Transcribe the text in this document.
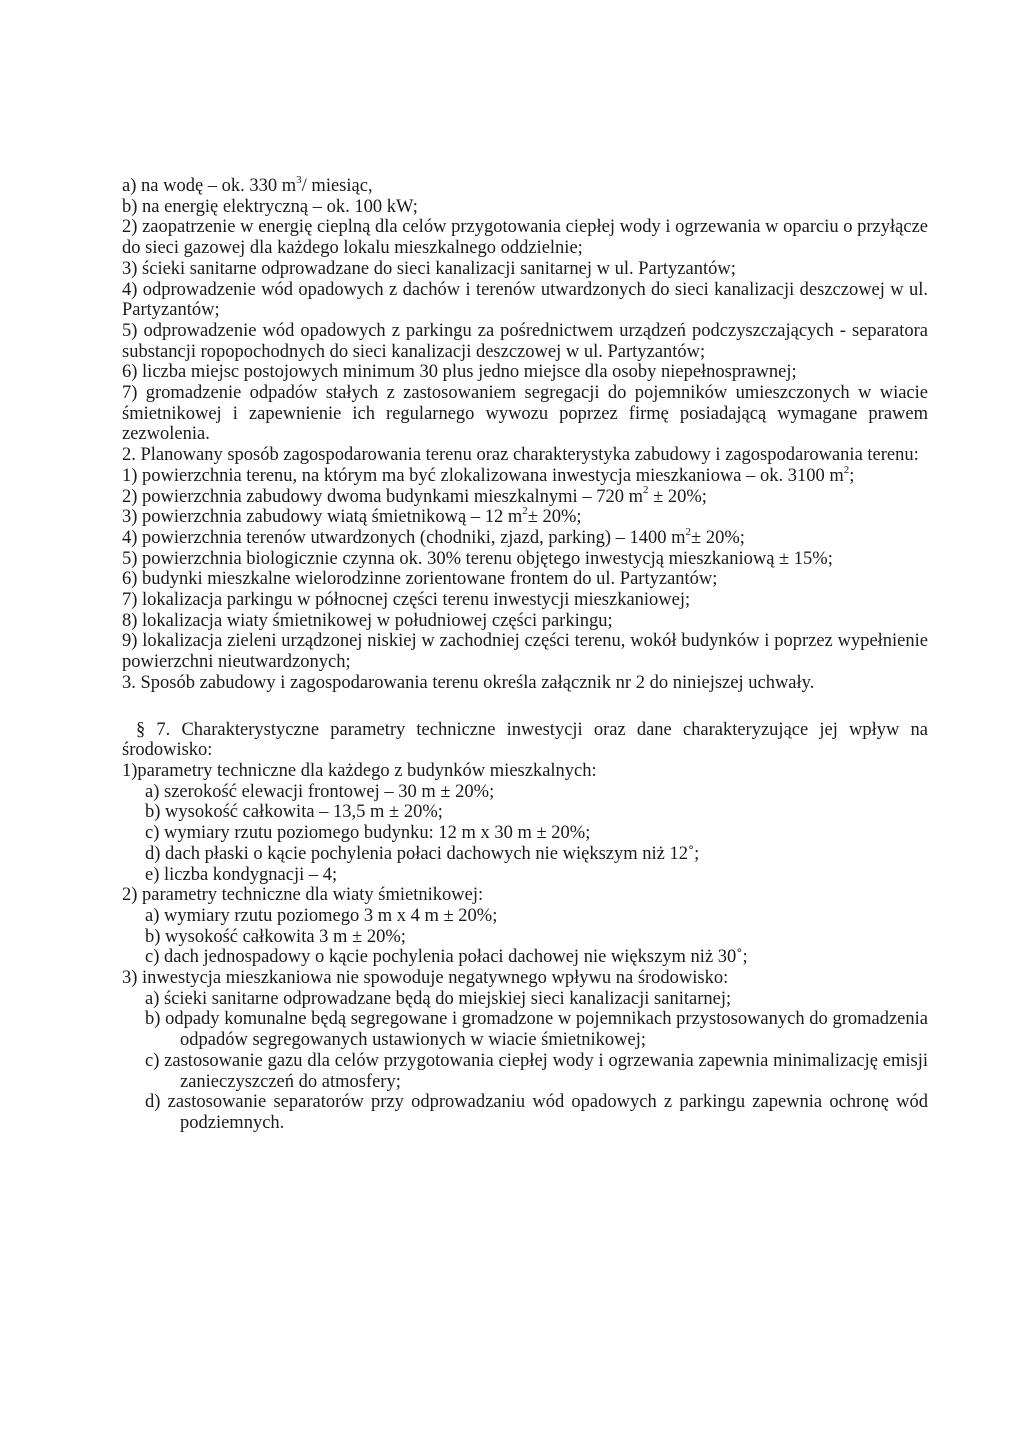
a) na wodę – ok. 330 $m^3/$ miesiąc,

b) na energię elektryczną – ok. 100 kW;

2) zaopatrzenie w energię cieplną dla celów przygotowania ciepłej wody i ogrzewania w oparciu o przyłącze do sieci gazowej dla każdego lokalu mieszkalnego oddzielnie;

3) ścieki sanitarne odprowadzane do sieci kanalizacji sanitarnej w ul. Partyzantów;

4) odprowadzenie wód opadowych z dachów i terenów utwardzonych do sieci kanalizacji deszczowej w ul. Partyzantów;

5) odprowadzenie wód opadowych z parkingu za pośrednictwem urządzeń podczyszczających - separatora substancji ropopochodnych do sieci kanalizacji deszczowej w ul. Partyzantów;

6) liczba miejsc postojowych minimum 30 plus jedno miejsce dla osoby niepełnosprawnej;

7) gromadzenie odpadów stałych z zastosowaniem segregacji do pojemników umieszczonych w wiacie śmietnikowej i zapewnienie ich regularnego wywozu poprzez firmę posiadającą wymagane prawem zezwolenia.

2. Planowany sposób zagospodarowania terenu oraz charakterystyka zabudowy i zagospodarowania terenu:

1) powierzchnia terenu, na którym ma być zlokalizowana inwestycja mieszkaniowa – ok. 3100 $m^2$;

2) powierzchnia zabudowy dwoma budynkami mieszkalnymi – 720 $m^2 \pm 20\%$;

3) powierzchnia zabudowy wiatą śmietnikową – 12 $m^2\pm 20\%$;

4) powierzchnia terenów utwardzonych (chodniki, zjazd, parking) – 1400 $m^2\pm 20\%$;

5) powierzchnia biologicznie czynna ok. 30% terenu objętego inwestycją mieszkaniową ± 15%;

6) budynki mieszkalne wielorodzinne zorientowane frontem do ul. Partyzantów;

7) lokalizacja parkingu w północnej części terenu inwestycji mieszkaniowej;

8) lokalizacja wiaty śmietnikowej w południowej części parkingu;

9) lokalizacja zieleni urządzonej niskiej w zachodniej części terenu, wokół budynków i poprzez wypełnienie powierzchni nieutwardzonych;

3. Sposób zabudowy i zagospodarowania terenu określa załącznik nr 2 do niniejszej uchwały.

§ 7. Charakterystyczne parametry techniczne inwestycji oraz dane charakteryzujące jej wpływ na środowisko:

1)parametry techniczne dla każdego z budynków mieszkalnych:

a) szerokość elewacji frontowej – 30 m ± 20%;

b) wysokość całkowita – 13,5 m ± 20%;

c) wymiary rzutu poziomego budynku: 12 m x 30 m ± 20%;

d) dach płaski o kącie pochylenia połaci dachowych nie większym niż 12˚;

e) liczba kondygnacji – 4;

2) parametry techniczne dla wiaty śmietnikowej:

a) wymiary rzutu poziomego 3 m x 4 m ± 20%;

b) wysokość całkowita 3 m ± 20%;

c) dach jednospadowy o kącie pochylenia połaci dachowej nie większym niż 30˚;

3) inwestycja mieszkaniowa nie spowoduje negatywnego wpływu na środowisko:

a) ścieki sanitarne odprowadzane będą do miejskiej sieci kanalizacji sanitarnej;

b) odpady komunalne będą segregowane i gromadzone w pojemnikach przystosowanych do gromadzenia odpadów segregowanych ustawionych w wiacie śmietnikowej;

c) zastosowanie gazu dla celów przygotowania ciepłej wody i ogrzewania zapewnia minimalizację emisji zanieczyszczeń do atmosfery;

d) zastosowanie separatorów przy odprowadzaniu wód opadowych z parkingu zapewnia ochronę wód podziemnych.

▶ _Task statement_:
Every line of the material is to be quoted exactly, with no pictures carried over.

▶ _The answer_:
Transcribe the text in this document.
a) na wodę – ok. 330 $m^3/$ miesiąc,

b) na energię elektryczną – ok. 100 kW;

2) zaopatrzenie w energię cieplną dla celów przygotowania ciepłej wody i ogrzewania w oparciu o przyłącze do sieci gazowej dla każdego lokalu mieszkalnego oddzielnie;

3) ścieki sanitarne odprowadzane do sieci kanalizacji sanitarnej w ul. Partyzantów;

4) odprowadzenie wód opadowych z dachów i terenów utwardzonych do sieci kanalizacji deszczowej w ul. Partyzantów;

5) odprowadzenie wód opadowych z parkingu za pośrednictwem urządzeń podczyszczających - separatora substancji ropopochodnych do sieci kanalizacji deszczowej w ul. Partyzantów;

6) liczba miejsc postojowych minimum 30 plus jedno miejsce dla osoby niepełnosprawnej;

7) gromadzenie odpadów stałych z zastosowaniem segregacji do pojemników umieszczonych w wiacie śmietnikowej i zapewnienie ich regularnego wywozu poprzez firmę posiadającą wymagane prawem zezwolenia.

2. Planowany sposób zagospodarowania terenu oraz charakterystyka zabudowy i zagospodarowania terenu:

1) powierzchnia terenu, na którym ma być zlokalizowana inwestycja mieszkaniowa – ok. 3100 $m^2$;

2) powierzchnia zabudowy dwoma budynkami mieszkalnymi – 720 $m^2 \pm 20\%$;

3) powierzchnia zabudowy wiatą śmietnikową – 12 $m^2\pm 20\%$;

4) powierzchnia terenów utwardzonych (chodniki, zjazd, parking) – 1400 $m^2\pm 20\%$;

5) powierzchnia biologicznie czynna ok. 30% terenu objętego inwestycją mieszkaniową ± 15%;

6) budynki mieszkalne wielorodzinne zorientowane frontem do ul. Partyzantów;

7) lokalizacja parkingu w północnej części terenu inwestycji mieszkaniowej;

8) lokalizacja wiaty śmietnikowej w południowej części parkingu;

9) lokalizacja zieleni urządzonej niskiej w zachodniej części terenu, wokół budynków i poprzez wypełnienie powierzchni nieutwardzonych;

3. Sposób zabudowy i zagospodarowania terenu określa załącznik nr 2 do niniejszej uchwały.

§ 7. Charakterystyczne parametry techniczne inwestycji oraz dane charakteryzujące jej wpływ na środowisko:

1)parametry techniczne dla każdego z budynków mieszkalnych:

a) szerokość elewacji frontowej – 30 m ± 20%;

b) wysokość całkowita – 13,5 m ± 20%;

c) wymiary rzutu poziomego budynku: 12 m x 30 m ± 20%;

d) dach płaski o kącie pochylenia połaci dachowych nie większym niż 12˚;

e) liczba kondygnacji – 4;

2) parametry techniczne dla wiaty śmietnikowej:

a) wymiary rzutu poziomego 3 m x 4 m ± 20%;

b) wysokość całkowita 3 m ± 20%;

c) dach jednospadowy o kącie pochylenia połaci dachowej nie większym niż 30˚;

3) inwestycja mieszkaniowa nie spowoduje negatywnego wpływu na środowisko:

a) ścieki sanitarne odprowadzane będą do miejskiej sieci kanalizacji sanitarnej;

b) odpady komunalne będą segregowane i gromadzone w pojemnikach przystosowanych do gromadzenia odpadów segregowanych ustawionych w wiacie śmietnikowej;

c) zastosowanie gazu dla celów przygotowania ciepłej wody i ogrzewania zapewnia minimalizację emisji zanieczyszczeń do atmosfery;

d) zastosowanie separatorów przy odprowadzaniu wód opadowych z parkingu zapewnia ochronę wód podziemnych.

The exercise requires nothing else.